* _PROBLEM REQUIREMENTS_
Search the listing for "JSON" and copy every line where it appears.

━━━━━ DATA ENTRIES

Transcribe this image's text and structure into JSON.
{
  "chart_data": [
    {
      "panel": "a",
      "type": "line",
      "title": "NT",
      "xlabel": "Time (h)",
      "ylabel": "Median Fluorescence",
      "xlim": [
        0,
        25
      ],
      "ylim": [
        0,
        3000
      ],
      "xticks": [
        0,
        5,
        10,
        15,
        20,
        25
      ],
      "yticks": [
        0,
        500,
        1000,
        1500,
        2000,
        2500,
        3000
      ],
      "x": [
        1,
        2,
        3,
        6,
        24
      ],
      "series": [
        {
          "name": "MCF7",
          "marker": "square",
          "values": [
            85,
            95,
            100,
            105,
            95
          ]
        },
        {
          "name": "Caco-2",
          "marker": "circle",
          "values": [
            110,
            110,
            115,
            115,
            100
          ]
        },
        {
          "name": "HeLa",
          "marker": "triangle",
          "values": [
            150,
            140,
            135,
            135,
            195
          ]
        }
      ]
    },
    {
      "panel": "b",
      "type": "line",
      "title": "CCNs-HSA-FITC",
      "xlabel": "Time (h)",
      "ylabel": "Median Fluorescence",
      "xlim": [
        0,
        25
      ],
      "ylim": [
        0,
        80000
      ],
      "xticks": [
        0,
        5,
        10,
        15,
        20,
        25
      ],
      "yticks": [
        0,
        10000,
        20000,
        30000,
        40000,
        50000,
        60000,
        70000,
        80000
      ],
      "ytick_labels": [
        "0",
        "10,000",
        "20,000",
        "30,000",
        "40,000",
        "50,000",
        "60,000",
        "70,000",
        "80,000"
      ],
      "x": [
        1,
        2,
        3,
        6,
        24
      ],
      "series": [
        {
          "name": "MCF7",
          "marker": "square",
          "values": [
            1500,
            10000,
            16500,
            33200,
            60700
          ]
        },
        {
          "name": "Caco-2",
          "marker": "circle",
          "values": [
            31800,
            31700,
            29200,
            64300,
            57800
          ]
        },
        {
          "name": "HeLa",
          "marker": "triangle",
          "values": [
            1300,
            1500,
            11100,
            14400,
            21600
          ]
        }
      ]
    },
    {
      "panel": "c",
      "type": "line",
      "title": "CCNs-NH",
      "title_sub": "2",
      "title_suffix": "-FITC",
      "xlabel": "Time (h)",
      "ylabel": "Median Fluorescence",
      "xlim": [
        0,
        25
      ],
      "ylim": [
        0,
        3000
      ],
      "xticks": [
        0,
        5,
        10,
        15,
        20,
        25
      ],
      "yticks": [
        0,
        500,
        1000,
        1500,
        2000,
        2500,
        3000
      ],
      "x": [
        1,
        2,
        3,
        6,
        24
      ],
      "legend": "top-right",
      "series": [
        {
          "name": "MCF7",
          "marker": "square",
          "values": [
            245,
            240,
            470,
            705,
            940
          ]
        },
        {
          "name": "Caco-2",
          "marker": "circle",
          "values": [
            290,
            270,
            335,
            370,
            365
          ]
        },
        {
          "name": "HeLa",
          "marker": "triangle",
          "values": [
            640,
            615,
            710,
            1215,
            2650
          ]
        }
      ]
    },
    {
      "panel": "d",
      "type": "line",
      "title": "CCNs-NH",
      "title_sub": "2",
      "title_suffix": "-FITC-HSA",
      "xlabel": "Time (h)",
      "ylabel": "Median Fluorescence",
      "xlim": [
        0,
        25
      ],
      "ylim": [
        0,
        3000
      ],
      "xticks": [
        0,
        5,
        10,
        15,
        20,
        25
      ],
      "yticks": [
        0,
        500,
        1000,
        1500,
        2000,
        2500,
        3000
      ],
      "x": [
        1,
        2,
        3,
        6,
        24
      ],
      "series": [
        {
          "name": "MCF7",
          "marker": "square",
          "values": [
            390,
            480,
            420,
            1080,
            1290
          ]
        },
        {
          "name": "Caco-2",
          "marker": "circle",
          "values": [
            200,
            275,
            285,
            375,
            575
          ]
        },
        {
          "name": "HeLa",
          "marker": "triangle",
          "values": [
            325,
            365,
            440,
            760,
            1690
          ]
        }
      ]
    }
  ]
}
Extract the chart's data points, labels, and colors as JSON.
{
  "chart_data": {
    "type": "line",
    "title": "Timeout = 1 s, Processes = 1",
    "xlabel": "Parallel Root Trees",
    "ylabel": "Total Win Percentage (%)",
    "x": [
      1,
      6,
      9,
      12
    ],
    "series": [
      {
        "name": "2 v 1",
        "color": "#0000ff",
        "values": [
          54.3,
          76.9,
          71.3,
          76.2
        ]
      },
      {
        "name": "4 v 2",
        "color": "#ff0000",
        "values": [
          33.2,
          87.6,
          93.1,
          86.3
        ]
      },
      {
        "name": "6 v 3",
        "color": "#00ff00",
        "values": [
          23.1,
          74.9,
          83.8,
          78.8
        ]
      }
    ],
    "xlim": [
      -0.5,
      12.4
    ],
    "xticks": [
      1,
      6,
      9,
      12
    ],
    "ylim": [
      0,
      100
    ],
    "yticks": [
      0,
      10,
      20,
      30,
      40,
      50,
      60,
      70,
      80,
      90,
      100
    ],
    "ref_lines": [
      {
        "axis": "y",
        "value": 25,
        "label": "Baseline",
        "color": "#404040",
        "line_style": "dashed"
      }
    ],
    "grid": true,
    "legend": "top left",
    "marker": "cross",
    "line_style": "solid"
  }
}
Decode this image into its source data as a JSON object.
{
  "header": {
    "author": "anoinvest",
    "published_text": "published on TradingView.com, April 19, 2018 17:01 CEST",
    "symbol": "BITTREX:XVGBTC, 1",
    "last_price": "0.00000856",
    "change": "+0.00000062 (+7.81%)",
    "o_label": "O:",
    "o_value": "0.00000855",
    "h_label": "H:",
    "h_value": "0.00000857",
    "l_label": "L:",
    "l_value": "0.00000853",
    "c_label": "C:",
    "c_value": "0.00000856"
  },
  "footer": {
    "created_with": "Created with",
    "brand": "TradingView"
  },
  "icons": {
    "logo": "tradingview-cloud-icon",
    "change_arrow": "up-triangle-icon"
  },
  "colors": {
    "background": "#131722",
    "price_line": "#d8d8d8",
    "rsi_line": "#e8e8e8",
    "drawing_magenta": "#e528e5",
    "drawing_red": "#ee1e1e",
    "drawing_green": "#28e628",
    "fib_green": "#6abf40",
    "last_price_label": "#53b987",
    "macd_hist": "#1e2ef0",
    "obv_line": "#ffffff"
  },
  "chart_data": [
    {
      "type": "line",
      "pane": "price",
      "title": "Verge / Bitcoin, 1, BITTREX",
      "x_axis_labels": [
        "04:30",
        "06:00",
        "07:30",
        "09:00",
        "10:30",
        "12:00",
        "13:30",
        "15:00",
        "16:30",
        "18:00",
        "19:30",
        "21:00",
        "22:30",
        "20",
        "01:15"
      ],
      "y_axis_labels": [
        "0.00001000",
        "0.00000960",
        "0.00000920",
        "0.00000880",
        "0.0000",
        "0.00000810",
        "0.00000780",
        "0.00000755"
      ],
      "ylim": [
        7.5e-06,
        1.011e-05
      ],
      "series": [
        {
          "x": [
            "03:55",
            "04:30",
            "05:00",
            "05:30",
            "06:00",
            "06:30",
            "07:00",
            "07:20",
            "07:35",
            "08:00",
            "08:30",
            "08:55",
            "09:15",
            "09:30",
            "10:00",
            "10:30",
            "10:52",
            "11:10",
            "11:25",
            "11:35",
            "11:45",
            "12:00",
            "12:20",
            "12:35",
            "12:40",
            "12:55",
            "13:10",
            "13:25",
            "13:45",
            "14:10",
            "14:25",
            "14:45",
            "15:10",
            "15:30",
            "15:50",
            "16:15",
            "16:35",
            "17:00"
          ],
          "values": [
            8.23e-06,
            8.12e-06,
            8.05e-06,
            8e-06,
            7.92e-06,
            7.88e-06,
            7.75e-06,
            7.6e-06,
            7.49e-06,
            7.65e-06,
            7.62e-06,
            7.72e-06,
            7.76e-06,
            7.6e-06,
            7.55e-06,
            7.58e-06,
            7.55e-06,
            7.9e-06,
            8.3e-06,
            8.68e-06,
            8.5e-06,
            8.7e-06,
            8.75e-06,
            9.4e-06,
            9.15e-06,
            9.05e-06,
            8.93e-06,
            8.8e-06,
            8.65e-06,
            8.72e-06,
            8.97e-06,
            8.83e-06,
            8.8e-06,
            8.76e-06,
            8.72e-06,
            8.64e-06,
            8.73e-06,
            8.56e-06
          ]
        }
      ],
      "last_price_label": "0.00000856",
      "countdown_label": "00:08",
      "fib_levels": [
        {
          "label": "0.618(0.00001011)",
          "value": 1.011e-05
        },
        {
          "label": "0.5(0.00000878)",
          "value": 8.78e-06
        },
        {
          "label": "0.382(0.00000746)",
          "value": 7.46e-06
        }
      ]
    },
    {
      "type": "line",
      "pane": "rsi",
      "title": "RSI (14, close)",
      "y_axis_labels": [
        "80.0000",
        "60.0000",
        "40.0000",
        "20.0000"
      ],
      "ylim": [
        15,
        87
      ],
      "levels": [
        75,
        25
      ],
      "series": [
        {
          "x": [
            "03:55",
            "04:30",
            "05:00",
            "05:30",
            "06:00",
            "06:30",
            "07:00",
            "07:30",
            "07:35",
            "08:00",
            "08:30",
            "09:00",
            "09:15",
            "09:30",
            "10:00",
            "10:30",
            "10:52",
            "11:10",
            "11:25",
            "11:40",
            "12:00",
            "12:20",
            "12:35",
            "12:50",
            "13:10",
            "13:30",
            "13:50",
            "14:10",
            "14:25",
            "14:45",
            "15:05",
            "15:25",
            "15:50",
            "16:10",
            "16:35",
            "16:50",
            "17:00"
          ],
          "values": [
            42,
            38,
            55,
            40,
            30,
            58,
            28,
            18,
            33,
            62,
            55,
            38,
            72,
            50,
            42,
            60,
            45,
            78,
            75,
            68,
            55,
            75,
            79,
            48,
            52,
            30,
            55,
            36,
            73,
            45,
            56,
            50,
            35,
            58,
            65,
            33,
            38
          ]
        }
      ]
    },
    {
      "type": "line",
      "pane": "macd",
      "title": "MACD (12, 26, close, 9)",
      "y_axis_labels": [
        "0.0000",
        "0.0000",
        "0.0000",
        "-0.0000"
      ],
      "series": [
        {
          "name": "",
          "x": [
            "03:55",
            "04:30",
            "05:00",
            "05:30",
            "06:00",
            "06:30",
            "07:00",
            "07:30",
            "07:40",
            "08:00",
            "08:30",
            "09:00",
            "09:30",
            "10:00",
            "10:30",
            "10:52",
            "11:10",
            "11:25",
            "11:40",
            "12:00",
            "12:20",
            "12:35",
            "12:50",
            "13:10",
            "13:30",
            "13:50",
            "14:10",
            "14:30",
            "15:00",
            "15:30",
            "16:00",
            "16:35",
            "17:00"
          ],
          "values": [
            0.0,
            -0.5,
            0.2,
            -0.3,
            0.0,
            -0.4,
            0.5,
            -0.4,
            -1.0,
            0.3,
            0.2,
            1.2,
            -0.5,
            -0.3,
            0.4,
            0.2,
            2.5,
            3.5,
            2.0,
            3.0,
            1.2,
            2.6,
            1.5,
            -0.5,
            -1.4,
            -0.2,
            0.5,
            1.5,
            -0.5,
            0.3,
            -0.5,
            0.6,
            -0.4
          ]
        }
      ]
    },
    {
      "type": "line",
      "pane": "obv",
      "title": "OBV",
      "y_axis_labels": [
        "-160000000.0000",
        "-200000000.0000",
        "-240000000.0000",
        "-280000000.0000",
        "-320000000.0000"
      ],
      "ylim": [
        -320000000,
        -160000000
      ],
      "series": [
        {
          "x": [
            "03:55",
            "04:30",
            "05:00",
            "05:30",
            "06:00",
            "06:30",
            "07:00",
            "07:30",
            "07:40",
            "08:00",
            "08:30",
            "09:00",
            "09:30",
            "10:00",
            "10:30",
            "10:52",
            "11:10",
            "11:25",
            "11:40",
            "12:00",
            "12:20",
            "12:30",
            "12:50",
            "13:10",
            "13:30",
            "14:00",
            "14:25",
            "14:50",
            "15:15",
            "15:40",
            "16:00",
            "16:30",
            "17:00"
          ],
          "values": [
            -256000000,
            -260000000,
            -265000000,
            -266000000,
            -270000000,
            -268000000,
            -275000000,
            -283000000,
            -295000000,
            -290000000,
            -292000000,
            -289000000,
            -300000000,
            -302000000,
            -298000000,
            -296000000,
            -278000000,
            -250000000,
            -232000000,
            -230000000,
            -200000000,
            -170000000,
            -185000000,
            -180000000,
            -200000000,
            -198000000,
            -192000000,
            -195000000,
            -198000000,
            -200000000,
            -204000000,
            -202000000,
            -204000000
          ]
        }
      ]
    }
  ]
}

━━━━━━━━━━

* _SOLUTION TO THIS PROBLEM_
Transcribe this image's text and structure into JSON.
Extract the chart's data points, labels, and colors as JSON.
Decode this image into its source data as a JSON object.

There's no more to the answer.